BEGIN GIVEN RECORDS

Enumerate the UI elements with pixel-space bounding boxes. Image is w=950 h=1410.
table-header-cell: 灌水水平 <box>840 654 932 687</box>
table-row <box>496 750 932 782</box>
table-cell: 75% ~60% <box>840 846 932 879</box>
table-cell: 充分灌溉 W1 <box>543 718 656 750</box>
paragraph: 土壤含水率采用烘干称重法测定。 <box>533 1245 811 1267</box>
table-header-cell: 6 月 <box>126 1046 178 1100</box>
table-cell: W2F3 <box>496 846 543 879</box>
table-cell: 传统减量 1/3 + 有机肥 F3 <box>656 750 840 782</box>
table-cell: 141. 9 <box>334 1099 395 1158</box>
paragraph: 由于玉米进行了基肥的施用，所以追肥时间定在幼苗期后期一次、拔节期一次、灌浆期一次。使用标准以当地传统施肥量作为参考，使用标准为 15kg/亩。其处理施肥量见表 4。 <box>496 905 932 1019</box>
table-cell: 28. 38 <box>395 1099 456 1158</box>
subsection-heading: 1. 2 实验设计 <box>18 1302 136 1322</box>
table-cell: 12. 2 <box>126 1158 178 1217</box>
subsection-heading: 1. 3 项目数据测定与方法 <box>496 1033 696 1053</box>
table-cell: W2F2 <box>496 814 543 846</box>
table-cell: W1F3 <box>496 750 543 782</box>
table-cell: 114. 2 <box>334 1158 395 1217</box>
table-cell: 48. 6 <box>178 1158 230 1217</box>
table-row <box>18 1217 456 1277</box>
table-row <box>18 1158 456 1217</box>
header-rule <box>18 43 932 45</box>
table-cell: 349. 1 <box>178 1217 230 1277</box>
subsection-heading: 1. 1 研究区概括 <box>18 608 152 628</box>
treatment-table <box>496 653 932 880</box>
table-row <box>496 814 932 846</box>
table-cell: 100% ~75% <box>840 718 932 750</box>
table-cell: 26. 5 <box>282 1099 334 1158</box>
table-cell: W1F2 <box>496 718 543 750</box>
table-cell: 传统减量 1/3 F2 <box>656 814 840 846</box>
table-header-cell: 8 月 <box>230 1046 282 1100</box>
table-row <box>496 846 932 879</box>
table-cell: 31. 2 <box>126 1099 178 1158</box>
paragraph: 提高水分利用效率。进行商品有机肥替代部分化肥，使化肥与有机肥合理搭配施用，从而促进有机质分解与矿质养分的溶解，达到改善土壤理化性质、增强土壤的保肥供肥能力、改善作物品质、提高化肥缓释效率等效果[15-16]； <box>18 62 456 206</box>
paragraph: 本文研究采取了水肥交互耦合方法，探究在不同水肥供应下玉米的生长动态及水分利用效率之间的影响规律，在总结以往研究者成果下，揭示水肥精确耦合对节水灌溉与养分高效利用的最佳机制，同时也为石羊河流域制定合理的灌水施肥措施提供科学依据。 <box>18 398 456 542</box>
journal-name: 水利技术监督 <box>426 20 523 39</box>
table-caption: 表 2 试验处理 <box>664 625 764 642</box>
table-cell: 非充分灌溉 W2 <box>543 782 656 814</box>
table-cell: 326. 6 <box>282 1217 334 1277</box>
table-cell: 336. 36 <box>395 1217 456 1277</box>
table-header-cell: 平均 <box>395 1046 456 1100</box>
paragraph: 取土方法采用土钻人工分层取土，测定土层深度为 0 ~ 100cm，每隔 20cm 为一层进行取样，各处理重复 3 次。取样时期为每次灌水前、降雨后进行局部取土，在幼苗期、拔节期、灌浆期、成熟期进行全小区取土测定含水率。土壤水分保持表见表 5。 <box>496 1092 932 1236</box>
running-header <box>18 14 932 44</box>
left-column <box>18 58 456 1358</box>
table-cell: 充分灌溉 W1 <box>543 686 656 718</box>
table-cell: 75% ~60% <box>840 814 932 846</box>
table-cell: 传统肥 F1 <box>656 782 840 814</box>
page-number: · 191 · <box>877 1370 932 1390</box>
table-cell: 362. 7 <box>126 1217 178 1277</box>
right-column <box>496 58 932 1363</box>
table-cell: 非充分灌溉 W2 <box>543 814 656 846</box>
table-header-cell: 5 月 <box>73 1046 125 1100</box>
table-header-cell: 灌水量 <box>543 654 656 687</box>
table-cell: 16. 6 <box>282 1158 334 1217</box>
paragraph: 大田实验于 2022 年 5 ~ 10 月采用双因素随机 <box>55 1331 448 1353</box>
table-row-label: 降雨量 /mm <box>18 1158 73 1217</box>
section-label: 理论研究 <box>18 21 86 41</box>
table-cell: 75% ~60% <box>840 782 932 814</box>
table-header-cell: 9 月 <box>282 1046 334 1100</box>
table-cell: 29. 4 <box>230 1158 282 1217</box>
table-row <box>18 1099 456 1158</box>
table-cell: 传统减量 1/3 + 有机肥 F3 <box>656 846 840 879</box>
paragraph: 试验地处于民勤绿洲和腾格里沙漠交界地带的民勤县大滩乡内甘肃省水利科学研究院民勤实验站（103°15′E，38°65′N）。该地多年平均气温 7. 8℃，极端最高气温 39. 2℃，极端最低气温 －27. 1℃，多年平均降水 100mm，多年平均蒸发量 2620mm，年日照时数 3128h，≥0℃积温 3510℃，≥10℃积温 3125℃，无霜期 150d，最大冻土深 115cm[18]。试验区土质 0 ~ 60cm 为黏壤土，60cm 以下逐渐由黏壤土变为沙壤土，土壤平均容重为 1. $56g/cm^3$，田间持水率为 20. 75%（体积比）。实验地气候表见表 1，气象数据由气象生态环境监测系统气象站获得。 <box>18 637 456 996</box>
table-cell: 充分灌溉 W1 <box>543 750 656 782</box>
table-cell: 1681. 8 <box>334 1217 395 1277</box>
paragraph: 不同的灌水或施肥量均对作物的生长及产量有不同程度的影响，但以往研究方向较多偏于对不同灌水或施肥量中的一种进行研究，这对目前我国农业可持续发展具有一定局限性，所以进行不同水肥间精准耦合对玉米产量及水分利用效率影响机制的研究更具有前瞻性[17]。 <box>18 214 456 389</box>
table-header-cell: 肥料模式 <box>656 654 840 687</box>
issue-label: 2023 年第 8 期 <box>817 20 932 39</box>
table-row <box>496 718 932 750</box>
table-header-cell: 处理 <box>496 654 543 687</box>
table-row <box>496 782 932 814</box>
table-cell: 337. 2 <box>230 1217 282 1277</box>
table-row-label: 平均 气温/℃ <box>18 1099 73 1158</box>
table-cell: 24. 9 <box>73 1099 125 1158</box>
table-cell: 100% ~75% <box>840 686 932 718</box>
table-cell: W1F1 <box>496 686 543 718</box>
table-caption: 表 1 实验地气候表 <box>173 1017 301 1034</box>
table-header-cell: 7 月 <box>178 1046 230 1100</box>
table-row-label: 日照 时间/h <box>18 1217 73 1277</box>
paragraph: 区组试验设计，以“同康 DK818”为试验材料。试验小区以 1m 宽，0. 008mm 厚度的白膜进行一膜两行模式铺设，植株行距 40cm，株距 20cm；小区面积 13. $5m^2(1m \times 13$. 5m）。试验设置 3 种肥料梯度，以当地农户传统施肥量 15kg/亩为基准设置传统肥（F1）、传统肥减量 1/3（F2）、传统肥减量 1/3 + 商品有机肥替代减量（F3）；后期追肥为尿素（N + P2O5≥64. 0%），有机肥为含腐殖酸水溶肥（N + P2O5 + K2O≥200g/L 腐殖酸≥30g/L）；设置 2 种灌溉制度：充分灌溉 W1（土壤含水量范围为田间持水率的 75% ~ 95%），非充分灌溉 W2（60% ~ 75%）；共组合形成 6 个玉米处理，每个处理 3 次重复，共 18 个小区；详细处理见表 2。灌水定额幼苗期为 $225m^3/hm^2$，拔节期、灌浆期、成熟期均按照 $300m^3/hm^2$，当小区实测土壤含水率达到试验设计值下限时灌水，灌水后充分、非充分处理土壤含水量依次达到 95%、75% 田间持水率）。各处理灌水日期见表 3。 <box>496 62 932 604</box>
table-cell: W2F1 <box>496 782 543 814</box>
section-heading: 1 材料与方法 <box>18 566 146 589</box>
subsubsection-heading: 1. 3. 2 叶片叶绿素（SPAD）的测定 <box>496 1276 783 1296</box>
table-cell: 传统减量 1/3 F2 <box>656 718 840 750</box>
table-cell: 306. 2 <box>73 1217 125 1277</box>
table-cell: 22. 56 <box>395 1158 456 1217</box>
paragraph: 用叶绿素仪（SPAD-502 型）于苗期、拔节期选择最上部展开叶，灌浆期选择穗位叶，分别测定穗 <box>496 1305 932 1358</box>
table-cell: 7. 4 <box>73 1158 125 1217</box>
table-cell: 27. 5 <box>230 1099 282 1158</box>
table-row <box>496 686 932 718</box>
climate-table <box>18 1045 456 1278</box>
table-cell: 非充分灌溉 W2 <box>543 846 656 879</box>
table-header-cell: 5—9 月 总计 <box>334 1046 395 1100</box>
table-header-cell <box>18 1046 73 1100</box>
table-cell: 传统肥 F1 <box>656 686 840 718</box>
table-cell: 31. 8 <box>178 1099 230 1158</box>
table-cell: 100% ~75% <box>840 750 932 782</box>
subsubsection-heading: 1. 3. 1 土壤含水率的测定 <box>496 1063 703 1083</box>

END GIVEN RECORDS

Switch "灌水水平" to "灌溉水平" in the items from the first line up to and including the line with "table-cell: 充分灌溉 W1 <box>543 718". Give back only those lines, with everything else unchanged.

Enumerate the UI elements with pixel-space bounding boxes. Image is w=950 h=1410.
table-header-cell: 灌溉水平 <box>840 654 932 687</box>
table-row <box>496 750 932 782</box>
table-cell: 75% ~60% <box>840 846 932 879</box>
table-cell: 充分灌溉 W1 <box>543 718 656 750</box>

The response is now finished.